## Raw data
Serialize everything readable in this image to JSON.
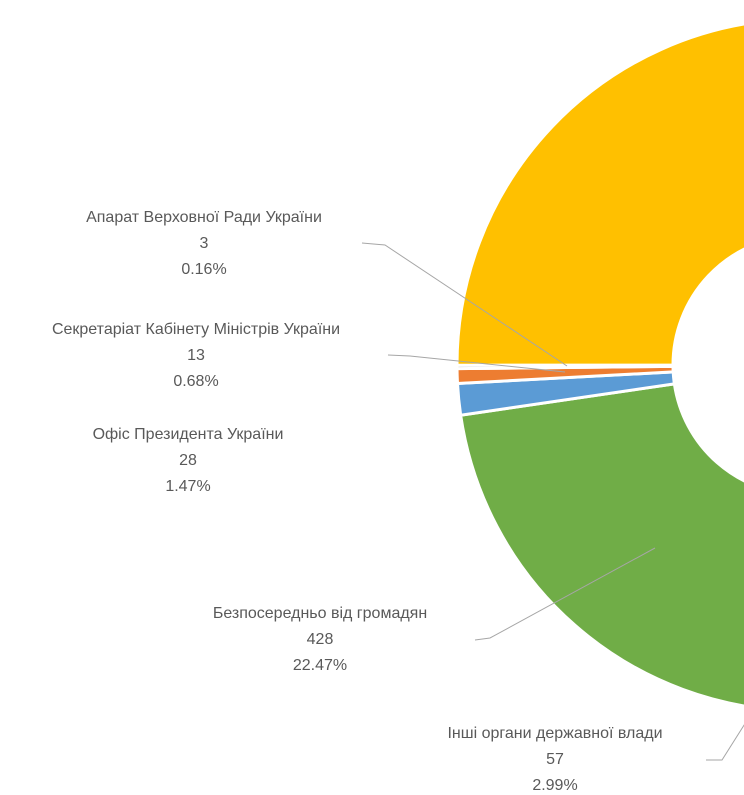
{
  "chart_data": {
    "type": "doughnut",
    "categories": [
      "Інші органи державної влади",
      "Безпосередньо від громадян",
      "Офіс Президента України",
      "Секретаріат Кабінету Міністрів України",
      "Апарат Верховної Ради України",
      null
    ],
    "values": [
      57,
      428,
      28,
      13,
      3,
      1376
    ],
    "percent_labels": [
      "2.99%",
      "22.47%",
      "1.47%",
      "0.68%",
      "0.16%",
      null
    ],
    "colors": [
      "#4472C4",
      "#70AD47",
      "#5B9BD5",
      "#ED7D31",
      "#A5A5A5",
      "#FFC000"
    ]
  }
}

## Your goal
Return to the listing above and set it down exactly, leaving out its pictures.

## Correct response
Serialize everything readable in this image to JSON.
{
  "chart_data": {
    "type": "doughnut",
    "categories": [
      "Інші органи державної влади",
      "Безпосередньо від громадян",
      "Офіс Президента України",
      "Секретаріат Кабінету Міністрів України",
      "Апарат Верховної Ради України",
      null
    ],
    "values": [
      57,
      428,
      28,
      13,
      3,
      1376
    ],
    "percent_labels": [
      "2.99%",
      "22.47%",
      "1.47%",
      "0.68%",
      "0.16%",
      null
    ],
    "colors": [
      "#4472C4",
      "#70AD47",
      "#5B9BD5",
      "#ED7D31",
      "#A5A5A5",
      "#FFC000"
    ]
  }
}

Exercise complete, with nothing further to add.